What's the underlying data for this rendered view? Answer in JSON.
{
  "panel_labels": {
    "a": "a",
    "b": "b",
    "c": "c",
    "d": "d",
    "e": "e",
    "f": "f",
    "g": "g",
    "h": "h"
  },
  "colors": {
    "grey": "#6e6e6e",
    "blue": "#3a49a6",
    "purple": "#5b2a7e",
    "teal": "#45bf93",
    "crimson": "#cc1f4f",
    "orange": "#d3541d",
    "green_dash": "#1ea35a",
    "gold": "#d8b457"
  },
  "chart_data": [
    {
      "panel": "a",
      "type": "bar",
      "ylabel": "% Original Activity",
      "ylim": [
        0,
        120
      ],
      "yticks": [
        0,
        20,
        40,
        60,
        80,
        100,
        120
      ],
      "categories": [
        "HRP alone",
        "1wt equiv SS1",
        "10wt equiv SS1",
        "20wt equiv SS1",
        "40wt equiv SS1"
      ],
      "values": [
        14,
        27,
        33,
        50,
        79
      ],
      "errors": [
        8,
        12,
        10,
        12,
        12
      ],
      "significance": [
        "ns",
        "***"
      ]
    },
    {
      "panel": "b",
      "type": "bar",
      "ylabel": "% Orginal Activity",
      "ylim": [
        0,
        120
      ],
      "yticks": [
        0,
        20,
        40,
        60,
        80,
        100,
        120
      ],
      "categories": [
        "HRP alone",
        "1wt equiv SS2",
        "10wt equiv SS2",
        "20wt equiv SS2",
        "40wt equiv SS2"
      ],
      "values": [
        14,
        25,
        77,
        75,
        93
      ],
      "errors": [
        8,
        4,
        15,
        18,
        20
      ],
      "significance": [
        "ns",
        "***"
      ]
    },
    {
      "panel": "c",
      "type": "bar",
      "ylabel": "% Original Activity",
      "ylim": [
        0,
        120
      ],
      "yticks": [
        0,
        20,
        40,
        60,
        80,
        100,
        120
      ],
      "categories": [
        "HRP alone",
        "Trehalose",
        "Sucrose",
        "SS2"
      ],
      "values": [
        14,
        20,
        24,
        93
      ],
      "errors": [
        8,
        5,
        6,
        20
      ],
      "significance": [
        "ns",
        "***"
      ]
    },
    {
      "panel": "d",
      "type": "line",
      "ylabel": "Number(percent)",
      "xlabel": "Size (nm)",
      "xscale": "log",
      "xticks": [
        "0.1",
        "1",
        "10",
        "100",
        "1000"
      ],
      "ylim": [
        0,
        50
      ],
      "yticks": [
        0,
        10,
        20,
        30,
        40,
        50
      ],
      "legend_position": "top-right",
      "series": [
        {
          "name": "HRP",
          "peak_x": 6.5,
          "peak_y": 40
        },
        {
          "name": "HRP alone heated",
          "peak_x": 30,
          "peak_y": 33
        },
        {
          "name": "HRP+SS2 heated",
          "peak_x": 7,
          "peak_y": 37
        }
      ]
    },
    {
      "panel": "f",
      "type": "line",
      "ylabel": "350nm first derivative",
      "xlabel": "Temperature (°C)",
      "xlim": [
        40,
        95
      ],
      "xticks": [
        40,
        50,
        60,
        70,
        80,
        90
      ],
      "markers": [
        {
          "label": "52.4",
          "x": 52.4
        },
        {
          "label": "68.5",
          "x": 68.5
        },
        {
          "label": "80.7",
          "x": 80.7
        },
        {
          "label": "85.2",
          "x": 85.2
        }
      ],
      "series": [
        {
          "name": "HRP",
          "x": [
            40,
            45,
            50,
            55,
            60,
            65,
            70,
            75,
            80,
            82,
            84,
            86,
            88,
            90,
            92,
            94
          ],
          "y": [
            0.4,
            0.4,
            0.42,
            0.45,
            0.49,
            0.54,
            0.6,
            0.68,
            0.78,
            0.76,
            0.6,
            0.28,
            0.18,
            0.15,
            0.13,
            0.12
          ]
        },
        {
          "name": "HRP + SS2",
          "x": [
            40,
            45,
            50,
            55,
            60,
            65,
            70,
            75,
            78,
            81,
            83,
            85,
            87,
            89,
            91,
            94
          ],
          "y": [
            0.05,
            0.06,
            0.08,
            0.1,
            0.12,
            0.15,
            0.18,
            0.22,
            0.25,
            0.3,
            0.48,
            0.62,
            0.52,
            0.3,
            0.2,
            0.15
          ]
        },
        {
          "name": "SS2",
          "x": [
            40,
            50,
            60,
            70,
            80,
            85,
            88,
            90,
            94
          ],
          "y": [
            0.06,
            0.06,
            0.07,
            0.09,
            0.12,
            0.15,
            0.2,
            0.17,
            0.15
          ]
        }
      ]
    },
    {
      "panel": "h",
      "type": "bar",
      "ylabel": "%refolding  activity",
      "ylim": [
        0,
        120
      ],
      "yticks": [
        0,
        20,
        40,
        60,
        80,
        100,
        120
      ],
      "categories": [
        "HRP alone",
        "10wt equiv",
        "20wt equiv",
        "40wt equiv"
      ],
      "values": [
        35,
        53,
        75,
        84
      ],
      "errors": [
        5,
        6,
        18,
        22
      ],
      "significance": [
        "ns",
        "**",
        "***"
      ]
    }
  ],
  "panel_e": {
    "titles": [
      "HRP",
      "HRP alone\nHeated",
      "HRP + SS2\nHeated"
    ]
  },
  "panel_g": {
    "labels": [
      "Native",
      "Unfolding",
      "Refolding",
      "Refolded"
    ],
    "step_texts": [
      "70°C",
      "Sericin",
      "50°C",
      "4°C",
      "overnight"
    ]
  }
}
▬▬▬▬▬▬
## What is expected
Write out every entry above, word for word.

## Answer to the task
What's the underlying data for this rendered view? Answer in JSON.
{
  "panel_labels": {
    "a": "a",
    "b": "b",
    "c": "c",
    "d": "d",
    "e": "e",
    "f": "f",
    "g": "g",
    "h": "h"
  },
  "colors": {
    "grey": "#6e6e6e",
    "blue": "#3a49a6",
    "purple": "#5b2a7e",
    "teal": "#45bf93",
    "crimson": "#cc1f4f",
    "orange": "#d3541d",
    "green_dash": "#1ea35a",
    "gold": "#d8b457"
  },
  "chart_data": [
    {
      "panel": "a",
      "type": "bar",
      "ylabel": "% Original Activity",
      "ylim": [
        0,
        120
      ],
      "yticks": [
        0,
        20,
        40,
        60,
        80,
        100,
        120
      ],
      "categories": [
        "HRP alone",
        "1wt equiv SS1",
        "10wt equiv SS1",
        "20wt equiv SS1",
        "40wt equiv SS1"
      ],
      "values": [
        14,
        27,
        33,
        50,
        79
      ],
      "errors": [
        8,
        12,
        10,
        12,
        12
      ],
      "significance": [
        "ns",
        "***"
      ]
    },
    {
      "panel": "b",
      "type": "bar",
      "ylabel": "% Orginal Activity",
      "ylim": [
        0,
        120
      ],
      "yticks": [
        0,
        20,
        40,
        60,
        80,
        100,
        120
      ],
      "categories": [
        "HRP alone",
        "1wt equiv SS2",
        "10wt equiv SS2",
        "20wt equiv SS2",
        "40wt equiv SS2"
      ],
      "values": [
        14,
        25,
        77,
        75,
        93
      ],
      "errors": [
        8,
        4,
        15,
        18,
        20
      ],
      "significance": [
        "ns",
        "***"
      ]
    },
    {
      "panel": "c",
      "type": "bar",
      "ylabel": "% Original Activity",
      "ylim": [
        0,
        120
      ],
      "yticks": [
        0,
        20,
        40,
        60,
        80,
        100,
        120
      ],
      "categories": [
        "HRP alone",
        "Trehalose",
        "Sucrose",
        "SS2"
      ],
      "values": [
        14,
        20,
        24,
        93
      ],
      "errors": [
        8,
        5,
        6,
        20
      ],
      "significance": [
        "ns",
        "***"
      ]
    },
    {
      "panel": "d",
      "type": "line",
      "ylabel": "Number(percent)",
      "xlabel": "Size (nm)",
      "xscale": "log",
      "xticks": [
        "0.1",
        "1",
        "10",
        "100",
        "1000"
      ],
      "ylim": [
        0,
        50
      ],
      "yticks": [
        0,
        10,
        20,
        30,
        40,
        50
      ],
      "legend_position": "top-right",
      "series": [
        {
          "name": "HRP",
          "peak_x": 6.5,
          "peak_y": 40
        },
        {
          "name": "HRP alone heated",
          "peak_x": 30,
          "peak_y": 33
        },
        {
          "name": "HRP+SS2 heated",
          "peak_x": 7,
          "peak_y": 37
        }
      ]
    },
    {
      "panel": "f",
      "type": "line",
      "ylabel": "350nm first derivative",
      "xlabel": "Temperature (°C)",
      "xlim": [
        40,
        95
      ],
      "xticks": [
        40,
        50,
        60,
        70,
        80,
        90
      ],
      "markers": [
        {
          "label": "52.4",
          "x": 52.4
        },
        {
          "label": "68.5",
          "x": 68.5
        },
        {
          "label": "80.7",
          "x": 80.7
        },
        {
          "label": "85.2",
          "x": 85.2
        }
      ],
      "series": [
        {
          "name": "HRP",
          "x": [
            40,
            45,
            50,
            55,
            60,
            65,
            70,
            75,
            80,
            82,
            84,
            86,
            88,
            90,
            92,
            94
          ],
          "y": [
            0.4,
            0.4,
            0.42,
            0.45,
            0.49,
            0.54,
            0.6,
            0.68,
            0.78,
            0.76,
            0.6,
            0.28,
            0.18,
            0.15,
            0.13,
            0.12
          ]
        },
        {
          "name": "HRP + SS2",
          "x": [
            40,
            45,
            50,
            55,
            60,
            65,
            70,
            75,
            78,
            81,
            83,
            85,
            87,
            89,
            91,
            94
          ],
          "y": [
            0.05,
            0.06,
            0.08,
            0.1,
            0.12,
            0.15,
            0.18,
            0.22,
            0.25,
            0.3,
            0.48,
            0.62,
            0.52,
            0.3,
            0.2,
            0.15
          ]
        },
        {
          "name": "SS2",
          "x": [
            40,
            50,
            60,
            70,
            80,
            85,
            88,
            90,
            94
          ],
          "y": [
            0.06,
            0.06,
            0.07,
            0.09,
            0.12,
            0.15,
            0.2,
            0.17,
            0.15
          ]
        }
      ]
    },
    {
      "panel": "h",
      "type": "bar",
      "ylabel": "%refolding  activity",
      "ylim": [
        0,
        120
      ],
      "yticks": [
        0,
        20,
        40,
        60,
        80,
        100,
        120
      ],
      "categories": [
        "HRP alone",
        "10wt equiv",
        "20wt equiv",
        "40wt equiv"
      ],
      "values": [
        35,
        53,
        75,
        84
      ],
      "errors": [
        5,
        6,
        18,
        22
      ],
      "significance": [
        "ns",
        "**",
        "***"
      ]
    }
  ],
  "panel_e": {
    "titles": [
      "HRP",
      "HRP alone\nHeated",
      "HRP + SS2\nHeated"
    ]
  },
  "panel_g": {
    "labels": [
      "Native",
      "Unfolding",
      "Refolding",
      "Refolded"
    ],
    "step_texts": [
      "70°C",
      "Sericin",
      "50°C",
      "4°C",
      "overnight"
    ]
  }
}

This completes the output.